EXERCISE → Present the data once more in exactly its original form.

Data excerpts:
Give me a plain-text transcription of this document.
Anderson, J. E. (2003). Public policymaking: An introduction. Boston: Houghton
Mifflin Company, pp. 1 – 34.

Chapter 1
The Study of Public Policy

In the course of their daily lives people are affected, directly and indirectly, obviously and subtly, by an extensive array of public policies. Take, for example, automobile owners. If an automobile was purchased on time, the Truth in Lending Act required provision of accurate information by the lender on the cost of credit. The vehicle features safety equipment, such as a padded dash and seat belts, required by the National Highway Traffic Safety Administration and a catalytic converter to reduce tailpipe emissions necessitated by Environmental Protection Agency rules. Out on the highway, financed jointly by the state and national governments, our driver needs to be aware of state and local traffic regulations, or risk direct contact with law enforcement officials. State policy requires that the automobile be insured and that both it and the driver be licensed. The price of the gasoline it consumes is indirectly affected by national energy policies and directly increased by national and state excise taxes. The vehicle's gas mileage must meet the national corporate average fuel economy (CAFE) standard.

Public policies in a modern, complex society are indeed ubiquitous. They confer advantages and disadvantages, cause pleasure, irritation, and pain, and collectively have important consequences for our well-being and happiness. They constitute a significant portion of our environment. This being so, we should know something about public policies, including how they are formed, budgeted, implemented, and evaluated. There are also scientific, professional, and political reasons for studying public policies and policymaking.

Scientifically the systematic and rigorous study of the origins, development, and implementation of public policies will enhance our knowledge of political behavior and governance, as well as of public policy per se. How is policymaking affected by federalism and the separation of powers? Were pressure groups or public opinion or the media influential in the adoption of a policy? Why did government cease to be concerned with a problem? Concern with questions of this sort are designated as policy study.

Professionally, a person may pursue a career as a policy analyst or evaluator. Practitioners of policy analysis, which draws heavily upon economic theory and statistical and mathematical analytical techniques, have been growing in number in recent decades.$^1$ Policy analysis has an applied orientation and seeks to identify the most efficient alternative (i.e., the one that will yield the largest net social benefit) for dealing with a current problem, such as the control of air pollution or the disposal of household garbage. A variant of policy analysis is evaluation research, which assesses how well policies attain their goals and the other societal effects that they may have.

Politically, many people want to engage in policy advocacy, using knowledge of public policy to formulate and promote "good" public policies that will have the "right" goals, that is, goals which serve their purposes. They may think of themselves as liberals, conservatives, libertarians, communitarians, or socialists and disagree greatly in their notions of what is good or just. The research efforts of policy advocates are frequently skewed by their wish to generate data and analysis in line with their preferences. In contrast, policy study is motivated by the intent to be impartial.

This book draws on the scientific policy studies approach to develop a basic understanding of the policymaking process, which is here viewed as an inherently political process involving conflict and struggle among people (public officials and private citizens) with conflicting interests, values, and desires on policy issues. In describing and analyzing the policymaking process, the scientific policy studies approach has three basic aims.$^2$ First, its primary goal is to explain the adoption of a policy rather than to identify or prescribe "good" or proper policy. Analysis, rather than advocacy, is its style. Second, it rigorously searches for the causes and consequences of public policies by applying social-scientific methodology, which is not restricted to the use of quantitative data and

ANSWER TO THIS PROBLEM →
Give me a plain-text transcription of this document.
Anderson, J. E. (2003). Public policymaking: An introduction. Boston: Houghton
Mifflin Company, pp. 1 – 34.

Chapter 1
The Study of Public Policy

In the course of their daily lives people are affected, directly and indirectly, obviously and subtly, by an extensive array of public policies. Take, for example, automobile owners. If an automobile was purchased on time, the Truth in Lending Act required provision of accurate information by the lender on the cost of credit. The vehicle features safety equipment, such as a padded dash and seat belts, required by the National Highway Traffic Safety Administration and a catalytic converter to reduce tailpipe emissions necessitated by Environmental Protection Agency rules. Out on the highway, financed jointly by the state and national governments, our driver needs to be aware of state and local traffic regulations, or risk direct contact with law enforcement officials. State policy requires that the automobile be insured and that both it and the driver be licensed. The price of the gasoline it consumes is indirectly affected by national energy policies and directly increased by national and state excise taxes. The vehicle's gas mileage must meet the national corporate average fuel economy (CAFE) standard.

Public policies in a modern, complex society are indeed ubiquitous. They confer advantages and disadvantages, cause pleasure, irritation, and pain, and collectively have important consequences for our well-being and happiness. They constitute a significant portion of our environment. This being so, we should know something about public policies, including how they are formed, budgeted, implemented, and evaluated. There are also scientific, professional, and political reasons for studying public policies and policymaking.

Scientifically the systematic and rigorous study of the origins, development, and implementation of public policies will enhance our knowledge of political behavior and governance, as well as of public policy per se. How is policymaking affected by federalism and the separation of powers? Were pressure groups or public opinion or the media influential in the adoption of a policy? Why did government cease to be concerned with a problem? Concern with questions of this sort are designated as policy study.

Professionally, a person may pursue a career as a policy analyst or evaluator. Practitioners of policy analysis, which draws heavily upon economic theory and statistical and mathematical analytical techniques, have been growing in number in recent decades.$^1$ Policy analysis has an applied orientation and seeks to identify the most efficient alternative (i.e., the one that will yield the largest net social benefit) for dealing with a current problem, such as the control of air pollution or the disposal of household garbage. A variant of policy analysis is evaluation research, which assesses how well policies attain their goals and the other societal effects that they may have.

Politically, many people want to engage in policy advocacy, using knowledge of public policy to formulate and promote "good" public policies that will have the "right" goals, that is, goals which serve their purposes. They may think of themselves as liberals, conservatives, libertarians, communitarians, or socialists and disagree greatly in their notions of what is good or just. The research efforts of policy advocates are frequently skewed by their wish to generate data and analysis in line with their preferences. In contrast, policy study is motivated by the intent to be impartial.

This book draws on the scientific policy studies approach to develop a basic understanding of the policymaking process, which is here viewed as an inherently political process involving conflict and struggle among people (public officials and private citizens) with conflicting interests, values, and desires on policy issues. In describing and analyzing the policymaking process, the scientific policy studies approach has three basic aims.$^2$ First, its primary goal is to explain the adoption of a policy rather than to identify or prescribe "good" or proper policy. Analysis, rather than advocacy, is its style. Second, it rigorously searches for the causes and consequences of public policies by applying social-scientific methodology, which is not restricted to the use of quantitative data and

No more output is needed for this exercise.